What to produce: Send every record back word for word.

——————

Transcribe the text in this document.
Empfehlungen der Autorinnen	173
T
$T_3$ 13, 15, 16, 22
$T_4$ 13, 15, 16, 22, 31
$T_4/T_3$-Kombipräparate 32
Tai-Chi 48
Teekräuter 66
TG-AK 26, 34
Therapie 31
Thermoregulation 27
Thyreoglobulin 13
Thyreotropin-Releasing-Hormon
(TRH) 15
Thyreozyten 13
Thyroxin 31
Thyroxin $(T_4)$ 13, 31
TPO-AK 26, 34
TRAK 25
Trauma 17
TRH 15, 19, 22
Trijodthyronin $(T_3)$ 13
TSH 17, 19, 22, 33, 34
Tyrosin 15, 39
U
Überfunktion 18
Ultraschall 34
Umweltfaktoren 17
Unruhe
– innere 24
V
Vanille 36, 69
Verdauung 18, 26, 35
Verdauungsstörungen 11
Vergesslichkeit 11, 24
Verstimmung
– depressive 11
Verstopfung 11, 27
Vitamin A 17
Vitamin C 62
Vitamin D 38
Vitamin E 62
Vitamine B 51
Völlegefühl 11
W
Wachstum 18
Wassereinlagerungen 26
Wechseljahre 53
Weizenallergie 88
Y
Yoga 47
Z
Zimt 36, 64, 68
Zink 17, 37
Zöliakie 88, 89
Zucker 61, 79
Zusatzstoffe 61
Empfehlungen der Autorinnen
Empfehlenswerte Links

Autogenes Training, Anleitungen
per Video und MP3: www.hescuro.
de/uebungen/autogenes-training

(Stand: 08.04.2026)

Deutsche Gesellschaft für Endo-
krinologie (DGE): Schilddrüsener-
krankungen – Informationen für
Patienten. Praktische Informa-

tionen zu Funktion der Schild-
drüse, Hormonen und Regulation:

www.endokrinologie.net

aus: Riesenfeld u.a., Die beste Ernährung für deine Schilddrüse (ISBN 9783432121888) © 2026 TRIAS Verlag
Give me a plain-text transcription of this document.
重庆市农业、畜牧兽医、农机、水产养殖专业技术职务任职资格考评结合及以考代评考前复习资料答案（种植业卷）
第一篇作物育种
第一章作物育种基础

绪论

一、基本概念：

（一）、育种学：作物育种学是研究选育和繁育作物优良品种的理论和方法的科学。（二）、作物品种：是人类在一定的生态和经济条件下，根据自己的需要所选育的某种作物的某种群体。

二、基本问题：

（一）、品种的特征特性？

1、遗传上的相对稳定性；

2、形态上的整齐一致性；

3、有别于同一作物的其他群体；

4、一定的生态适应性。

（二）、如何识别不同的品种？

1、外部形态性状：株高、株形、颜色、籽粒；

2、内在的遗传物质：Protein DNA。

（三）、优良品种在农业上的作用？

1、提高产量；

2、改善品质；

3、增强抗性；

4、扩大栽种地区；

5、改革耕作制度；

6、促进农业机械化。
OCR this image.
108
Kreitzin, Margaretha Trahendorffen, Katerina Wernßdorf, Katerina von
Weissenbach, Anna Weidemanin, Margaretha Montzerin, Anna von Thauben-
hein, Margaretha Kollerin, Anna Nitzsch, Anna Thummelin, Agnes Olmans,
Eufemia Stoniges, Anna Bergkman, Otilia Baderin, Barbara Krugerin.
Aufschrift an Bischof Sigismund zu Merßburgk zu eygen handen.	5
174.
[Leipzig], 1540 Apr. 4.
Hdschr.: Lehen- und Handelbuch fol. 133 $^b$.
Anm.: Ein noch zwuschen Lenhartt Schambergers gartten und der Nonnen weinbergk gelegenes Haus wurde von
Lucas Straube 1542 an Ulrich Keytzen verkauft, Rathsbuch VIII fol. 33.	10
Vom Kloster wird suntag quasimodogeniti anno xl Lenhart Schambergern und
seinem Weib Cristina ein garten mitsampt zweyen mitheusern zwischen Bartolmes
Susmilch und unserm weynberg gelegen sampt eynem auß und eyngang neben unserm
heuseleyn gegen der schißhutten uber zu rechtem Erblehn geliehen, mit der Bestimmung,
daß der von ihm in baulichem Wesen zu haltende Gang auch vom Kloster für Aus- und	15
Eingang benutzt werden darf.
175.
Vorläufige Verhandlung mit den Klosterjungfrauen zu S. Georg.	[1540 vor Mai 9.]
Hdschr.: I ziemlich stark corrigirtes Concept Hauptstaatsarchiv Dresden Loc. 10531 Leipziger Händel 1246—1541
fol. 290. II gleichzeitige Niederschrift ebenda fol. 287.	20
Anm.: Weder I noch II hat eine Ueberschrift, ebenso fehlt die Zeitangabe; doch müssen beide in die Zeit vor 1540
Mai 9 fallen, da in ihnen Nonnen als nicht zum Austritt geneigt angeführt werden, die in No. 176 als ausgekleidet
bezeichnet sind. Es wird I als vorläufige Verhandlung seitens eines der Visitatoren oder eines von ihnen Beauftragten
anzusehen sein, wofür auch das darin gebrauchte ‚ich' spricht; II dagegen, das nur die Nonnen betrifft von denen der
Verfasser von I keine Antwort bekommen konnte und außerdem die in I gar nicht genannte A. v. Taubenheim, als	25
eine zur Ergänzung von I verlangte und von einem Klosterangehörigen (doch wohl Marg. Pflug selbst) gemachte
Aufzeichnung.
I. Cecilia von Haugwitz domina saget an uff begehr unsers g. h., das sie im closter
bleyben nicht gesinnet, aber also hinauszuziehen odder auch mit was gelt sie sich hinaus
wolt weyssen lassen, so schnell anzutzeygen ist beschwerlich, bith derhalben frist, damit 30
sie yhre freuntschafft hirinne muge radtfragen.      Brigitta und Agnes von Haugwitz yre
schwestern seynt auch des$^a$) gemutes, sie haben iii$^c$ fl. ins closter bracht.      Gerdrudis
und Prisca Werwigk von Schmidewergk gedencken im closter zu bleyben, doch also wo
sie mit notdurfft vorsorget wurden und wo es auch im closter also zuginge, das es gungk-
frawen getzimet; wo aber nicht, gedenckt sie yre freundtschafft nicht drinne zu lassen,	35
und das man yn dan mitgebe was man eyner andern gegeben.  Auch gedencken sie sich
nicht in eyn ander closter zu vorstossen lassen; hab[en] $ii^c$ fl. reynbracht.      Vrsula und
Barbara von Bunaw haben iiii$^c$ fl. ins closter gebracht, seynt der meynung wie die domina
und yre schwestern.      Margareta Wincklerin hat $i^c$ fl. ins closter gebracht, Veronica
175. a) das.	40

——————

Response below:
Transcribe the text in this document.
Empfehlungen der Autorinnen	173
T
$T_3$ 13, 15, 16, 22
$T_4$ 13, 15, 16, 22, 31
$T_4/T_3$-Kombipräparate 32
Tai-Chi 48
Teekräuter 66
TG-AK 26, 34
Therapie 31
Thermoregulation 27
Thyreoglobulin 13
Thyreotropin-Releasing-Hormon
(TRH) 15
Thyreozyten 13
Thyroxin 31
Thyroxin $(T_4)$ 13, 31
TPO-AK 26, 34
TRAK 25
Trauma 17
TRH 15, 19, 22
Trijodthyronin $(T_3)$ 13
TSH 17, 19, 22, 33, 34
Tyrosin 15, 39
U
Überfunktion 18
Ultraschall 34
Umweltfaktoren 17
Unruhe
– innere 24
V
Vanille 36, 69
Verdauung 18, 26, 35
Verdauungsstörungen 11
Vergesslichkeit 11, 24
Verstimmung
– depressive 11
Verstopfung 11, 27
Vitamin A 17
Vitamin C 62
Vitamin D 38
Vitamin E 62
Vitamine B 51
Völlegefühl 11
W
Wachstum 18
Wassereinlagerungen 26
Wechseljahre 53
Weizenallergie 88
Y
Yoga 47
Z
Zimt 36, 64, 68
Zink 17, 37
Zöliakie 88, 89
Zucker 61, 79
Zusatzstoffe 61
Empfehlungen der Autorinnen
Empfehlenswerte Links

Autogenes Training, Anleitungen
per Video und MP3: www.hescuro.
de/uebungen/autogenes-training

(Stand: 08.04.2026)

Deutsche Gesellschaft für Endo-
krinologie (DGE): Schilddrüsener-
krankungen – Informationen für
Patienten. Praktische Informa-

tionen zu Funktion der Schild-
drüse, Hormonen und Regulation:

www.endokrinologie.net

aus: Riesenfeld u.a., Die beste Ernährung für deine Schilddrüse (ISBN 9783432121888) © 2026 TRIAS Verlag
Give me a plain-text transcription of this document.
重庆市农业、畜牧兽医、农机、水产养殖专业技术职务任职资格考评结合及以考代评考前复习资料答案（种植业卷）
第一篇作物育种
第一章作物育种基础

绪论

一、基本概念：

（一）、育种学：作物育种学是研究选育和繁育作物优良品种的理论和方法的科学。（二）、作物品种：是人类在一定的生态和经济条件下，根据自己的需要所选育的某种作物的某种群体。

二、基本问题：

（一）、品种的特征特性？

1、遗传上的相对稳定性；

2、形态上的整齐一致性；

3、有别于同一作物的其他群体；

4、一定的生态适应性。

（二）、如何识别不同的品种？

1、外部形态性状：株高、株形、颜色、籽粒；

2、内在的遗传物质：Protein DNA。

（三）、优良品种在农业上的作用？

1、提高产量；

2、改善品质；

3、增强抗性；

4、扩大栽种地区；

5、改革耕作制度；

6、促进农业机械化。
OCR this image.
108
Kreitzin, Margaretha Trahendorffen, Katerina Wernßdorf, Katerina von
Weissenbach, Anna Weidemanin, Margaretha Montzerin, Anna von Thauben-
hein, Margaretha Kollerin, Anna Nitzsch, Anna Thummelin, Agnes Olmans,
Eufemia Stoniges, Anna Bergkman, Otilia Baderin, Barbara Krugerin.
Aufschrift an Bischof Sigismund zu Merßburgk zu eygen handen.	5
174.
[Leipzig], 1540 Apr. 4.
Hdschr.: Lehen- und Handelbuch fol. 133 $^b$.
Anm.: Ein noch zwuschen Lenhartt Schambergers gartten und der Nonnen weinbergk gelegenes Haus wurde von
Lucas Straube 1542 an Ulrich Keytzen verkauft, Rathsbuch VIII fol. 33.	10
Vom Kloster wird suntag quasimodogeniti anno xl Lenhart Schambergern und
seinem Weib Cristina ein garten mitsampt zweyen mitheusern zwischen Bartolmes
Susmilch und unserm weynberg gelegen sampt eynem auß und eyngang neben unserm
heuseleyn gegen der schißhutten uber zu rechtem Erblehn geliehen, mit der Bestimmung,
daß der von ihm in baulichem Wesen zu haltende Gang auch vom Kloster für Aus- und	15
Eingang benutzt werden darf.
175.
Vorläufige Verhandlung mit den Klosterjungfrauen zu S. Georg.	[1540 vor Mai 9.]
Hdschr.: I ziemlich stark corrigirtes Concept Hauptstaatsarchiv Dresden Loc. 10531 Leipziger Händel 1246—1541
fol. 290. II gleichzeitige Niederschrift ebenda fol. 287.	20
Anm.: Weder I noch II hat eine Ueberschrift, ebenso fehlt die Zeitangabe; doch müssen beide in die Zeit vor 1540
Mai 9 fallen, da in ihnen Nonnen als nicht zum Austritt geneigt angeführt werden, die in No. 176 als ausgekleidet
bezeichnet sind. Es wird I als vorläufige Verhandlung seitens eines der Visitatoren oder eines von ihnen Beauftragten
anzusehen sein, wofür auch das darin gebrauchte ‚ich' spricht; II dagegen, das nur die Nonnen betrifft von denen der
Verfasser von I keine Antwort bekommen konnte und außerdem die in I gar nicht genannte A. v. Taubenheim, als	25
eine zur Ergänzung von I verlangte und von einem Klosterangehörigen (doch wohl Marg. Pflug selbst) gemachte
Aufzeichnung.
I. Cecilia von Haugwitz domina saget an uff begehr unsers g. h., das sie im closter
bleyben nicht gesinnet, aber also hinauszuziehen odder auch mit was gelt sie sich hinaus
wolt weyssen lassen, so schnell anzutzeygen ist beschwerlich, bith derhalben frist, damit 30
sie yhre freuntschafft hirinne muge radtfragen.      Brigitta und Agnes von Haugwitz yre
schwestern seynt auch des$^a$) gemutes, sie haben iii$^c$ fl. ins closter bracht.      Gerdrudis
und Prisca Werwigk von Schmidewergk gedencken im closter zu bleyben, doch also wo
sie mit notdurfft vorsorget wurden und wo es auch im closter also zuginge, das es gungk-
frawen getzimet; wo aber nicht, gedenckt sie yre freundtschafft nicht drinne zu lassen,	35
und das man yn dan mitgebe was man eyner andern gegeben.  Auch gedencken sie sich
nicht in eyn ander closter zu vorstossen lassen; hab[en] $ii^c$ fl. reynbracht.      Vrsula und
Barbara von Bunaw haben iiii$^c$ fl. ins closter gebracht, seynt der meynung wie die domina
und yre schwestern.      Margareta Wincklerin hat $i^c$ fl. ins closter gebracht, Veronica
175. a) das.	40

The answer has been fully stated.